### [OBJECTIVE]
The records below must be transcribed exactly. Do not include the pictures.

** Start of INPUT RECORDS **

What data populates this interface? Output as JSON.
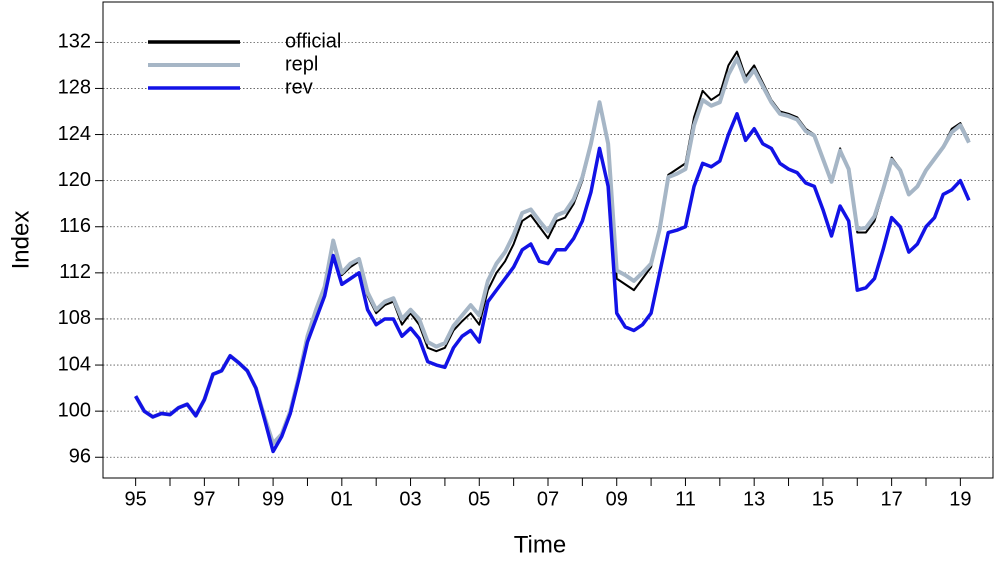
{
  "chart_data": {
    "type": "line",
    "xlabel": "Time",
    "ylabel": "Index",
    "xlim": [
      1994.05,
      2019.95
    ],
    "ylim": [
      94.2,
      135.5
    ],
    "xticks": [
      {
        "value": 1995,
        "label": "95"
      },
      {
        "value": 1997,
        "label": "97"
      },
      {
        "value": 1999,
        "label": "99"
      },
      {
        "value": 2001,
        "label": "01"
      },
      {
        "value": 2003,
        "label": "03"
      },
      {
        "value": 2005,
        "label": "05"
      },
      {
        "value": 2007,
        "label": "07"
      },
      {
        "value": 2009,
        "label": "09"
      },
      {
        "value": 2011,
        "label": "11"
      },
      {
        "value": 2013,
        "label": "13"
      },
      {
        "value": 2015,
        "label": "15"
      },
      {
        "value": 2017,
        "label": "17"
      },
      {
        "value": 2019,
        "label": "19"
      }
    ],
    "xminorticks": [
      1996,
      1998,
      2000,
      2002,
      2004,
      2006,
      2008,
      2010,
      2012,
      2014,
      2016,
      2018
    ],
    "yticks": [
      96,
      100,
      104,
      108,
      112,
      116,
      120,
      124,
      128,
      132
    ],
    "grid": true,
    "legend": "top-left",
    "x": [
      1995,
      1995.25,
      1995.5,
      1995.75,
      1996,
      1996.25,
      1996.5,
      1996.75,
      1997,
      1997.25,
      1997.5,
      1997.75,
      1998,
      1998.25,
      1998.5,
      1998.75,
      1999,
      1999.25,
      1999.5,
      1999.75,
      2000,
      2000.25,
      2000.5,
      2000.75,
      2001,
      2001.25,
      2001.5,
      2001.75,
      2002,
      2002.25,
      2002.5,
      2002.75,
      2003,
      2003.25,
      2003.5,
      2003.75,
      2004,
      2004.25,
      2004.5,
      2004.75,
      2005,
      2005.25,
      2005.5,
      2005.75,
      2006,
      2006.25,
      2006.5,
      2006.75,
      2007,
      2007.25,
      2007.5,
      2007.75,
      2008,
      2008.25,
      2008.5,
      2008.75,
      2009,
      2009.25,
      2009.5,
      2009.75,
      2010,
      2010.25,
      2010.5,
      2010.75,
      2011,
      2011.25,
      2011.5,
      2011.75,
      2012,
      2012.25,
      2012.5,
      2012.75,
      2013,
      2013.25,
      2013.5,
      2013.75,
      2014,
      2014.25,
      2014.5,
      2014.75,
      2015,
      2015.25,
      2015.5,
      2015.75,
      2016,
      2016.25,
      2016.5,
      2016.75,
      2017,
      2017.25,
      2017.5,
      2017.75,
      2018,
      2018.25,
      2018.5,
      2018.75,
      2019,
      2019.25
    ],
    "series": [
      {
        "name": "official",
        "color": "#000000",
        "width": 2,
        "values": [
          101.3,
          100.0,
          99.5,
          99.8,
          99.7,
          100.3,
          100.6,
          99.6,
          101.0,
          103.2,
          103.5,
          104.8,
          104.2,
          103.5,
          102.0,
          99.5,
          97.2,
          98.0,
          100.0,
          103.0,
          106.5,
          108.5,
          110.5,
          114.5,
          111.8,
          112.5,
          113.0,
          110.0,
          108.5,
          109.2,
          109.5,
          107.5,
          108.5,
          107.5,
          105.5,
          105.2,
          105.5,
          107.0,
          107.8,
          108.5,
          107.5,
          110.5,
          112.0,
          113.0,
          114.5,
          116.5,
          117.0,
          116.0,
          115.0,
          116.5,
          116.8,
          118.0,
          120.0,
          123.0,
          126.8,
          123.0,
          111.5,
          111.0,
          110.5,
          111.5,
          112.5,
          116.0,
          120.5,
          121.0,
          121.5,
          125.5,
          127.8,
          127.0,
          127.5,
          130.0,
          131.2,
          129.0,
          130.0,
          128.5,
          127.0,
          126.0,
          125.8,
          125.5,
          124.5,
          124.0,
          122.0,
          120.0,
          122.8,
          121.0,
          115.5,
          115.5,
          116.5,
          119.0,
          122.0,
          121.0,
          118.8,
          119.5,
          121.0,
          122.0,
          123.0,
          124.5,
          125.0,
          123.5
        ]
      },
      {
        "name": "repl",
        "color": "#a6b6c6",
        "width": 4,
        "values": [
          101.3,
          100.0,
          99.5,
          99.8,
          99.7,
          100.3,
          100.6,
          99.6,
          101.0,
          103.2,
          103.5,
          104.8,
          104.2,
          103.5,
          102.0,
          99.5,
          97.2,
          98.0,
          100.0,
          103.0,
          106.5,
          108.8,
          110.8,
          114.8,
          112.0,
          112.8,
          113.2,
          110.3,
          108.8,
          109.5,
          109.8,
          108.0,
          108.8,
          108.0,
          106.0,
          105.6,
          105.9,
          107.4,
          108.3,
          109.2,
          108.3,
          111.3,
          112.8,
          113.8,
          115.3,
          117.2,
          117.5,
          116.5,
          115.6,
          117.0,
          117.3,
          118.4,
          120.3,
          123.2,
          126.8,
          123.2,
          112.2,
          111.8,
          111.3,
          112.0,
          112.8,
          115.8,
          120.3,
          120.6,
          121.0,
          124.8,
          127.0,
          126.5,
          126.8,
          129.2,
          130.6,
          128.6,
          129.6,
          128.2,
          126.8,
          125.8,
          125.6,
          125.3,
          124.3,
          123.9,
          121.9,
          119.9,
          122.6,
          121.0,
          115.8,
          115.9,
          116.9,
          119.2,
          121.8,
          120.9,
          118.8,
          119.5,
          120.9,
          121.9,
          122.9,
          124.2,
          124.8,
          123.3
        ]
      },
      {
        "name": "rev",
        "color": "#1212e6",
        "width": 3.5,
        "values": [
          101.3,
          100.0,
          99.5,
          99.8,
          99.7,
          100.3,
          100.6,
          99.6,
          101.0,
          103.2,
          103.5,
          104.8,
          104.2,
          103.5,
          102.0,
          99.3,
          96.5,
          97.8,
          99.8,
          102.8,
          106.0,
          108.0,
          110.0,
          113.5,
          111.0,
          111.5,
          112.0,
          108.8,
          107.5,
          108.0,
          108.0,
          106.5,
          107.2,
          106.3,
          104.3,
          104.0,
          103.8,
          105.5,
          106.5,
          107.0,
          106.0,
          109.5,
          110.5,
          111.5,
          112.5,
          114.0,
          114.5,
          113.0,
          112.8,
          114.0,
          114.0,
          115.0,
          116.5,
          119.0,
          122.8,
          119.5,
          108.5,
          107.3,
          107.0,
          107.5,
          108.5,
          112.0,
          115.5,
          115.7,
          116.0,
          119.5,
          121.5,
          121.2,
          121.7,
          124.0,
          125.8,
          123.5,
          124.5,
          123.2,
          122.8,
          121.5,
          121.0,
          120.7,
          119.8,
          119.5,
          117.5,
          115.2,
          117.8,
          116.5,
          110.5,
          110.7,
          111.5,
          114.0,
          116.8,
          116.0,
          113.8,
          114.5,
          116.0,
          116.8,
          118.8,
          119.2,
          120.0,
          118.3
        ]
      }
    ]
  }
}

** End of INPUT RECORDS **

### [CORRECT RESULT]
What data populates this interface? Output as JSON.
{
  "chart_data": {
    "type": "line",
    "xlabel": "Time",
    "ylabel": "Index",
    "xlim": [
      1994.05,
      2019.95
    ],
    "ylim": [
      94.2,
      135.5
    ],
    "xticks": [
      {
        "value": 1995,
        "label": "95"
      },
      {
        "value": 1997,
        "label": "97"
      },
      {
        "value": 1999,
        "label": "99"
      },
      {
        "value": 2001,
        "label": "01"
      },
      {
        "value": 2003,
        "label": "03"
      },
      {
        "value": 2005,
        "label": "05"
      },
      {
        "value": 2007,
        "label": "07"
      },
      {
        "value": 2009,
        "label": "09"
      },
      {
        "value": 2011,
        "label": "11"
      },
      {
        "value": 2013,
        "label": "13"
      },
      {
        "value": 2015,
        "label": "15"
      },
      {
        "value": 2017,
        "label": "17"
      },
      {
        "value": 2019,
        "label": "19"
      }
    ],
    "xminorticks": [
      1996,
      1998,
      2000,
      2002,
      2004,
      2006,
      2008,
      2010,
      2012,
      2014,
      2016,
      2018
    ],
    "yticks": [
      96,
      100,
      104,
      108,
      112,
      116,
      120,
      124,
      128,
      132
    ],
    "grid": true,
    "legend": "top-left",
    "x": [
      1995,
      1995.25,
      1995.5,
      1995.75,
      1996,
      1996.25,
      1996.5,
      1996.75,
      1997,
      1997.25,
      1997.5,
      1997.75,
      1998,
      1998.25,
      1998.5,
      1998.75,
      1999,
      1999.25,
      1999.5,
      1999.75,
      2000,
      2000.25,
      2000.5,
      2000.75,
      2001,
      2001.25,
      2001.5,
      2001.75,
      2002,
      2002.25,
      2002.5,
      2002.75,
      2003,
      2003.25,
      2003.5,
      2003.75,
      2004,
      2004.25,
      2004.5,
      2004.75,
      2005,
      2005.25,
      2005.5,
      2005.75,
      2006,
      2006.25,
      2006.5,
      2006.75,
      2007,
      2007.25,
      2007.5,
      2007.75,
      2008,
      2008.25,
      2008.5,
      2008.75,
      2009,
      2009.25,
      2009.5,
      2009.75,
      2010,
      2010.25,
      2010.5,
      2010.75,
      2011,
      2011.25,
      2011.5,
      2011.75,
      2012,
      2012.25,
      2012.5,
      2012.75,
      2013,
      2013.25,
      2013.5,
      2013.75,
      2014,
      2014.25,
      2014.5,
      2014.75,
      2015,
      2015.25,
      2015.5,
      2015.75,
      2016,
      2016.25,
      2016.5,
      2016.75,
      2017,
      2017.25,
      2017.5,
      2017.75,
      2018,
      2018.25,
      2018.5,
      2018.75,
      2019,
      2019.25
    ],
    "series": [
      {
        "name": "official",
        "color": "#000000",
        "width": 2,
        "values": [
          101.3,
          100.0,
          99.5,
          99.8,
          99.7,
          100.3,
          100.6,
          99.6,
          101.0,
          103.2,
          103.5,
          104.8,
          104.2,
          103.5,
          102.0,
          99.5,
          97.2,
          98.0,
          100.0,
          103.0,
          106.5,
          108.5,
          110.5,
          114.5,
          111.8,
          112.5,
          113.0,
          110.0,
          108.5,
          109.2,
          109.5,
          107.5,
          108.5,
          107.5,
          105.5,
          105.2,
          105.5,
          107.0,
          107.8,
          108.5,
          107.5,
          110.5,
          112.0,
          113.0,
          114.5,
          116.5,
          117.0,
          116.0,
          115.0,
          116.5,
          116.8,
          118.0,
          120.0,
          123.0,
          126.8,
          123.0,
          111.5,
          111.0,
          110.5,
          111.5,
          112.5,
          116.0,
          120.5,
          121.0,
          121.5,
          125.5,
          127.8,
          127.0,
          127.5,
          130.0,
          131.2,
          129.0,
          130.0,
          128.5,
          127.0,
          126.0,
          125.8,
          125.5,
          124.5,
          124.0,
          122.0,
          120.0,
          122.8,
          121.0,
          115.5,
          115.5,
          116.5,
          119.0,
          122.0,
          121.0,
          118.8,
          119.5,
          121.0,
          122.0,
          123.0,
          124.5,
          125.0,
          123.5
        ]
      },
      {
        "name": "repl",
        "color": "#a6b6c6",
        "width": 4,
        "values": [
          101.3,
          100.0,
          99.5,
          99.8,
          99.7,
          100.3,
          100.6,
          99.6,
          101.0,
          103.2,
          103.5,
          104.8,
          104.2,
          103.5,
          102.0,
          99.5,
          97.2,
          98.0,
          100.0,
          103.0,
          106.5,
          108.8,
          110.8,
          114.8,
          112.0,
          112.8,
          113.2,
          110.3,
          108.8,
          109.5,
          109.8,
          108.0,
          108.8,
          108.0,
          106.0,
          105.6,
          105.9,
          107.4,
          108.3,
          109.2,
          108.3,
          111.3,
          112.8,
          113.8,
          115.3,
          117.2,
          117.5,
          116.5,
          115.6,
          117.0,
          117.3,
          118.4,
          120.3,
          123.2,
          126.8,
          123.2,
          112.2,
          111.8,
          111.3,
          112.0,
          112.8,
          115.8,
          120.3,
          120.6,
          121.0,
          124.8,
          127.0,
          126.5,
          126.8,
          129.2,
          130.6,
          128.6,
          129.6,
          128.2,
          126.8,
          125.8,
          125.6,
          125.3,
          124.3,
          123.9,
          121.9,
          119.9,
          122.6,
          121.0,
          115.8,
          115.9,
          116.9,
          119.2,
          121.8,
          120.9,
          118.8,
          119.5,
          120.9,
          121.9,
          122.9,
          124.2,
          124.8,
          123.3
        ]
      },
      {
        "name": "rev",
        "color": "#1212e6",
        "width": 3.5,
        "values": [
          101.3,
          100.0,
          99.5,
          99.8,
          99.7,
          100.3,
          100.6,
          99.6,
          101.0,
          103.2,
          103.5,
          104.8,
          104.2,
          103.5,
          102.0,
          99.3,
          96.5,
          97.8,
          99.8,
          102.8,
          106.0,
          108.0,
          110.0,
          113.5,
          111.0,
          111.5,
          112.0,
          108.8,
          107.5,
          108.0,
          108.0,
          106.5,
          107.2,
          106.3,
          104.3,
          104.0,
          103.8,
          105.5,
          106.5,
          107.0,
          106.0,
          109.5,
          110.5,
          111.5,
          112.5,
          114.0,
          114.5,
          113.0,
          112.8,
          114.0,
          114.0,
          115.0,
          116.5,
          119.0,
          122.8,
          119.5,
          108.5,
          107.3,
          107.0,
          107.5,
          108.5,
          112.0,
          115.5,
          115.7,
          116.0,
          119.5,
          121.5,
          121.2,
          121.7,
          124.0,
          125.8,
          123.5,
          124.5,
          123.2,
          122.8,
          121.5,
          121.0,
          120.7,
          119.8,
          119.5,
          117.5,
          115.2,
          117.8,
          116.5,
          110.5,
          110.7,
          111.5,
          114.0,
          116.8,
          116.0,
          113.8,
          114.5,
          116.0,
          116.8,
          118.8,
          119.2,
          120.0,
          118.3
        ]
      }
    ]
  }
}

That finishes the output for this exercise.